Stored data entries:
—————

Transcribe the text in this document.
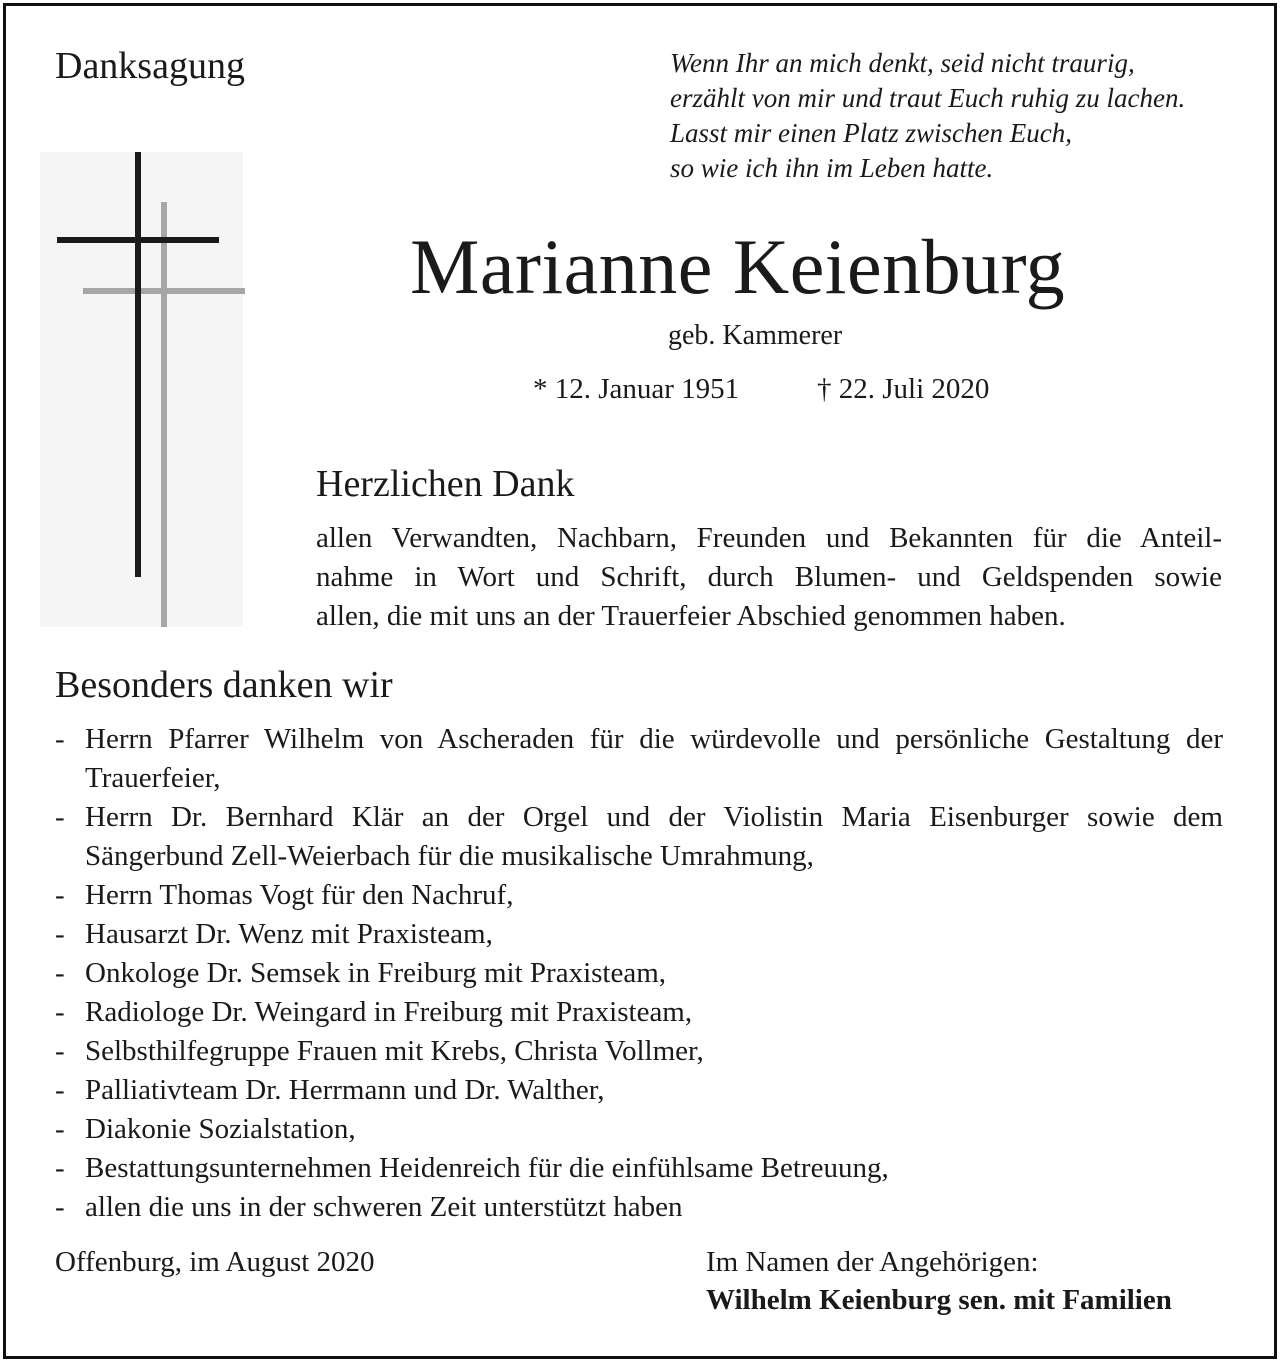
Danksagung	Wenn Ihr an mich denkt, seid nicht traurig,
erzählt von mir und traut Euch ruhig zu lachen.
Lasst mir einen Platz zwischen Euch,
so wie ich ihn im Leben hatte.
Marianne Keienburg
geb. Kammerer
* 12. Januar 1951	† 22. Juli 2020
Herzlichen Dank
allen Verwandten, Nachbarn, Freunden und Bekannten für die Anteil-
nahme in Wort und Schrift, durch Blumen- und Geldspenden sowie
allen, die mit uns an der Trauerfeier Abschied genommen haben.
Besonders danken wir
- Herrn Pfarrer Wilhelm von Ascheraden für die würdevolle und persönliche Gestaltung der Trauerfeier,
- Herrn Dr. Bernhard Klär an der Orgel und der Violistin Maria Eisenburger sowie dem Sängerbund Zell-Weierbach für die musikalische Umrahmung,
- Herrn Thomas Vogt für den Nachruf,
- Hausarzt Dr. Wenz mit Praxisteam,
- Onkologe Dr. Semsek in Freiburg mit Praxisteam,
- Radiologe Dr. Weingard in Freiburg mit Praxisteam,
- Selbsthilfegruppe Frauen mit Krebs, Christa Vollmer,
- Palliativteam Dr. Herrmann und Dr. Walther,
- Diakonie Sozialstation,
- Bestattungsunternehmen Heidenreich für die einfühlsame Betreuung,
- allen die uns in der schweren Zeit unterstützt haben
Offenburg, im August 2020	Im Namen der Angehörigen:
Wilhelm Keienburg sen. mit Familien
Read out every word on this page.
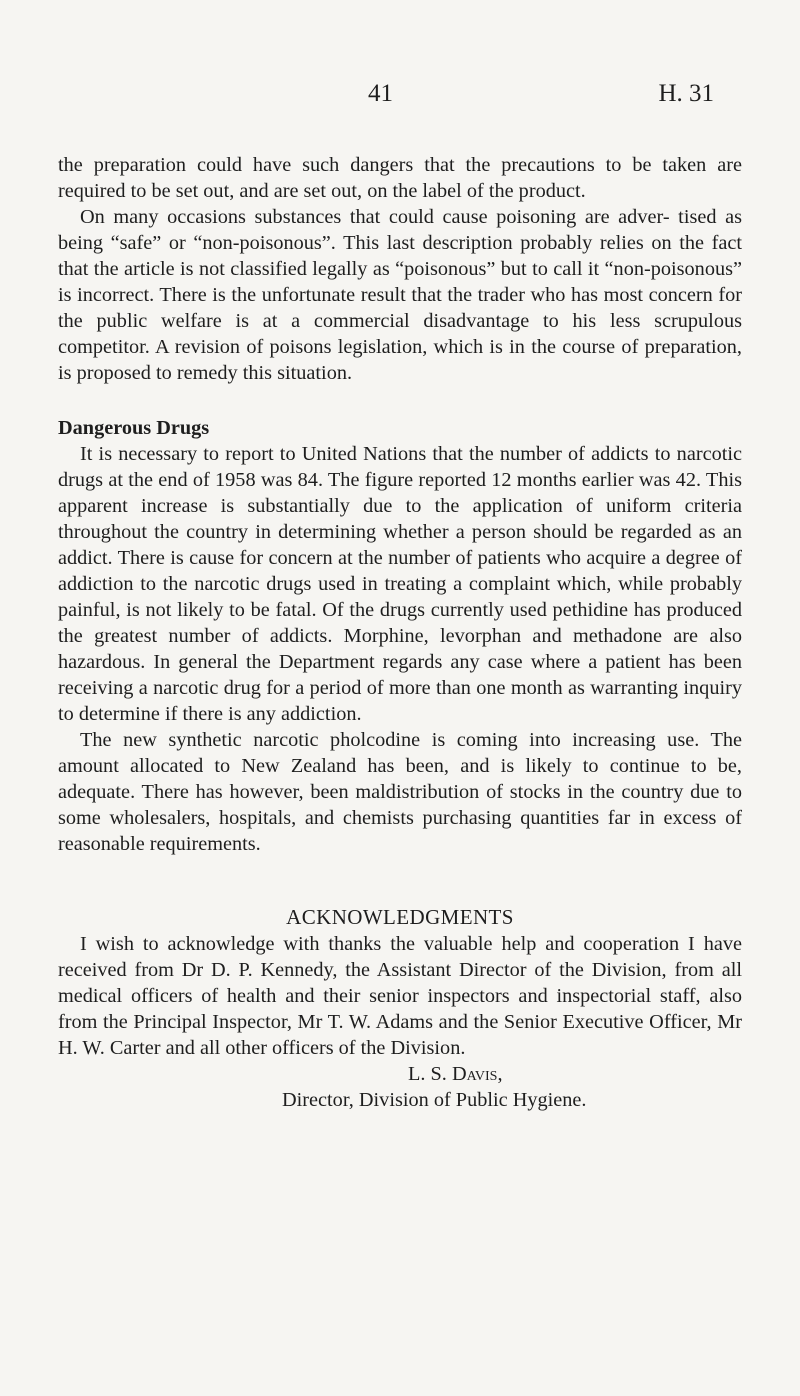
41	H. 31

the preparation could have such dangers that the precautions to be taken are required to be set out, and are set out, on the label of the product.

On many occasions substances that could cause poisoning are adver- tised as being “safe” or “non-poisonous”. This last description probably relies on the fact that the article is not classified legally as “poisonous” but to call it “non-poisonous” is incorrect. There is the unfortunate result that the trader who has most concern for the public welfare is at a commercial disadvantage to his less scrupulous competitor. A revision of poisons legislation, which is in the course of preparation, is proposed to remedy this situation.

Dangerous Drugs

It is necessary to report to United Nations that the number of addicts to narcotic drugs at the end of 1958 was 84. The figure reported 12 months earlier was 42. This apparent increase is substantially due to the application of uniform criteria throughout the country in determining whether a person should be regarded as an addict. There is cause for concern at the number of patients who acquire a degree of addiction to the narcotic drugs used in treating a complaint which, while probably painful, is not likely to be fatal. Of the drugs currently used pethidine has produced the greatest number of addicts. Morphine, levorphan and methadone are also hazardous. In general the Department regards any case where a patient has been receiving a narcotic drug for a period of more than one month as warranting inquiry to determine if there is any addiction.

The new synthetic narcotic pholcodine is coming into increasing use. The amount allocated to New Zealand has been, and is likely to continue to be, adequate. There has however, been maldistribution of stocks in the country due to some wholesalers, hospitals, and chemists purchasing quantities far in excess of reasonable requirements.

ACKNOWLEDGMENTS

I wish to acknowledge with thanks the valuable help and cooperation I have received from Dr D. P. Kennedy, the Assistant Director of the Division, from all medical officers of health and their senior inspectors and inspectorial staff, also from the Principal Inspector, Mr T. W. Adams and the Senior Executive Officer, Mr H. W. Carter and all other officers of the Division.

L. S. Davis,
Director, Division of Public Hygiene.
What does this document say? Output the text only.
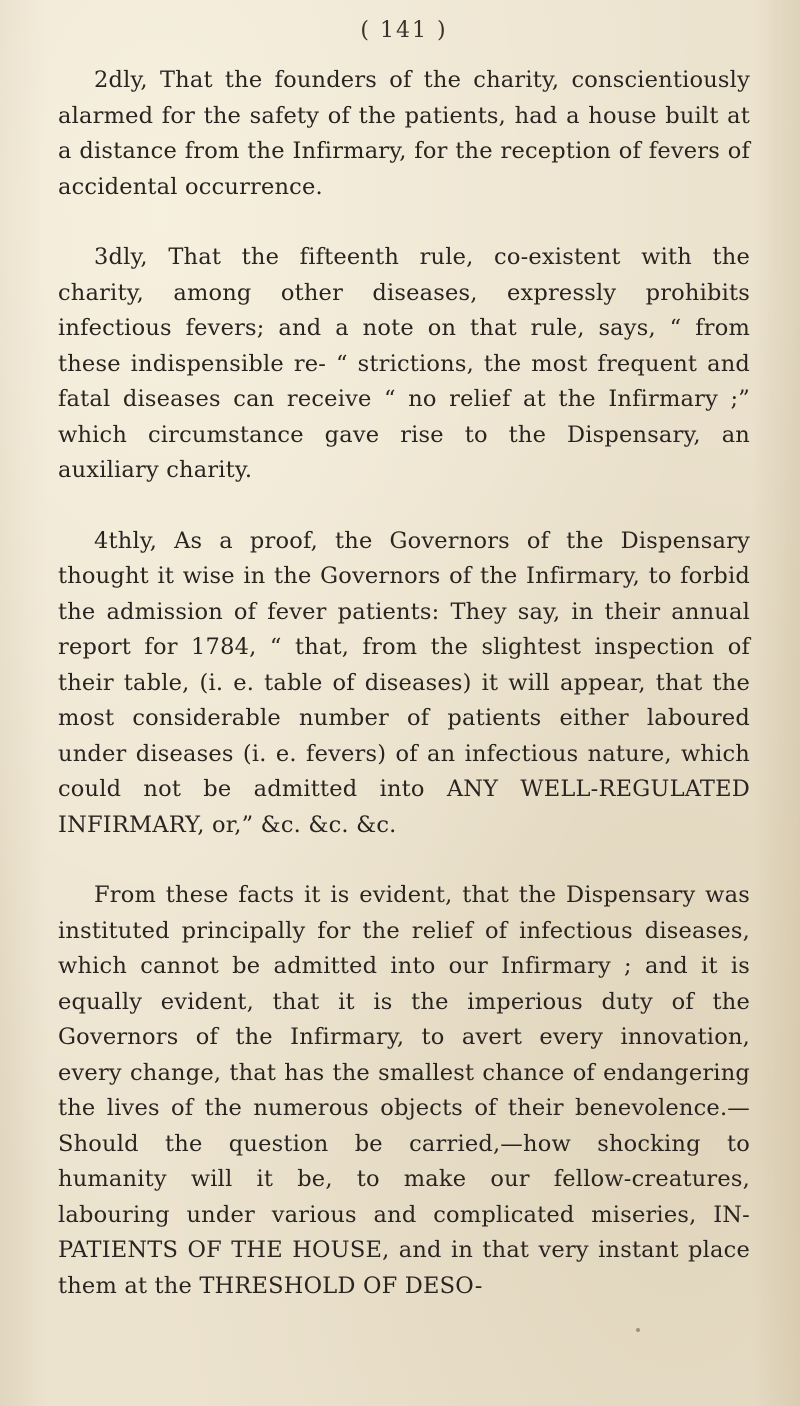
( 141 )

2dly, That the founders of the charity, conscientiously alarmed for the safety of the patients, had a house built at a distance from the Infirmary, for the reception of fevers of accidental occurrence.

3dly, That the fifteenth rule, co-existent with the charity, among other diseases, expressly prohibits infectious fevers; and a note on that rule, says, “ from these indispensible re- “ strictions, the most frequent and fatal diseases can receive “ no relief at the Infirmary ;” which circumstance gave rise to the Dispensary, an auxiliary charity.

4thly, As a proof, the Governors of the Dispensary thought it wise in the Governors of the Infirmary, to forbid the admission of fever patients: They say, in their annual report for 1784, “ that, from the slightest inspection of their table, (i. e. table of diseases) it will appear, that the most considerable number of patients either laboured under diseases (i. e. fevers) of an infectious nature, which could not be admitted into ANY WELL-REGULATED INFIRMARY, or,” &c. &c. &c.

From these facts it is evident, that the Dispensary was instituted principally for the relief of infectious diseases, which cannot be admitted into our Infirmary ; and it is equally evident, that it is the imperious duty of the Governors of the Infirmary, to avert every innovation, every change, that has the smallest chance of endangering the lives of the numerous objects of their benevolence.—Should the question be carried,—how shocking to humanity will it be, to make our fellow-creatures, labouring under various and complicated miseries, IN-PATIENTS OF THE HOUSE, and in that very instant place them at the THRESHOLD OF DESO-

—————

Repeat every record precisely. Any picture among them stays out of the copy.

Transcribe the text in this document.
Danksagung	Wenn Ihr an mich denkt, seid nicht traurig,
erzählt von mir und traut Euch ruhig zu lachen.
Lasst mir einen Platz zwischen Euch,
so wie ich ihn im Leben hatte.
Marianne Keienburg
geb. Kammerer
* 12. Januar 1951	† 22. Juli 2020
Herzlichen Dank
allen Verwandten, Nachbarn, Freunden und Bekannten für die Anteil-
nahme in Wort und Schrift, durch Blumen- und Geldspenden sowie
allen, die mit uns an der Trauerfeier Abschied genommen haben.
Besonders danken wir
- Herrn Pfarrer Wilhelm von Ascheraden für die würdevolle und persönliche Gestaltung der Trauerfeier,
- Herrn Dr. Bernhard Klär an der Orgel und der Violistin Maria Eisenburger sowie dem Sängerbund Zell-Weierbach für die musikalische Umrahmung,
- Herrn Thomas Vogt für den Nachruf,
- Hausarzt Dr. Wenz mit Praxisteam,
- Onkologe Dr. Semsek in Freiburg mit Praxisteam,
- Radiologe Dr. Weingard in Freiburg mit Praxisteam,
- Selbsthilfegruppe Frauen mit Krebs, Christa Vollmer,
- Palliativteam Dr. Herrmann und Dr. Walther,
- Diakonie Sozialstation,
- Bestattungsunternehmen Heidenreich für die einfühlsame Betreuung,
- allen die uns in der schweren Zeit unterstützt haben
Offenburg, im August 2020	Im Namen der Angehörigen:
Wilhelm Keienburg sen. mit Familien
Read out every word on this page.
41	H. 31

the preparation could have such dangers that the precautions to be taken are required to be set out, and are set out, on the label of the product.

On many occasions substances that could cause poisoning are adver- tised as being “safe” or “non-poisonous”. This last description probably relies on the fact that the article is not classified legally as “poisonous” but to call it “non-poisonous” is incorrect. There is the unfortunate result that the trader who has most concern for the public welfare is at a commercial disadvantage to his less scrupulous competitor. A revision of poisons legislation, which is in the course of preparation, is proposed to remedy this situation.

Dangerous Drugs

It is necessary to report to United Nations that the number of addicts to narcotic drugs at the end of 1958 was 84. The figure reported 12 months earlier was 42. This apparent increase is substantially due to the application of uniform criteria throughout the country in determining whether a person should be regarded as an addict. There is cause for concern at the number of patients who acquire a degree of addiction to the narcotic drugs used in treating a complaint which, while probably painful, is not likely to be fatal. Of the drugs currently used pethidine has produced the greatest number of addicts. Morphine, levorphan and methadone are also hazardous. In general the Department regards any case where a patient has been receiving a narcotic drug for a period of more than one month as warranting inquiry to determine if there is any addiction.

The new synthetic narcotic pholcodine is coming into increasing use. The amount allocated to New Zealand has been, and is likely to continue to be, adequate. There has however, been maldistribution of stocks in the country due to some wholesalers, hospitals, and chemists purchasing quantities far in excess of reasonable requirements.

ACKNOWLEDGMENTS

I wish to acknowledge with thanks the valuable help and cooperation I have received from Dr D. P. Kennedy, the Assistant Director of the Division, from all medical officers of health and their senior inspectors and inspectorial staff, also from the Principal Inspector, Mr T. W. Adams and the Senior Executive Officer, Mr H. W. Carter and all other officers of the Division.

L. S. Davis,
Director, Division of Public Hygiene.
What does this document say? Output the text only.
( 141 )

2dly, That the founders of the charity, conscientiously alarmed for the safety of the patients, had a house built at a distance from the Infirmary, for the reception of fevers of accidental occurrence.

3dly, That the fifteenth rule, co-existent with the charity, among other diseases, expressly prohibits infectious fevers; and a note on that rule, says, “ from these indispensible re- “ strictions, the most frequent and fatal diseases can receive “ no relief at the Infirmary ;” which circumstance gave rise to the Dispensary, an auxiliary charity.

4thly, As a proof, the Governors of the Dispensary thought it wise in the Governors of the Infirmary, to forbid the admission of fever patients: They say, in their annual report for 1784, “ that, from the slightest inspection of their table, (i. e. table of diseases) it will appear, that the most considerable number of patients either laboured under diseases (i. e. fevers) of an infectious nature, which could not be admitted into ANY WELL-REGULATED INFIRMARY, or,” &c. &c. &c.

From these facts it is evident, that the Dispensary was instituted principally for the relief of infectious diseases, which cannot be admitted into our Infirmary ; and it is equally evident, that it is the imperious duty of the Governors of the Infirmary, to avert every innovation, every change, that has the smallest chance of endangering the lives of the numerous objects of their benevolence.—Should the question be carried,—how shocking to humanity will it be, to make our fellow-creatures, labouring under various and complicated miseries, IN-PATIENTS OF THE HOUSE, and in that very instant place them at the THRESHOLD OF DESO-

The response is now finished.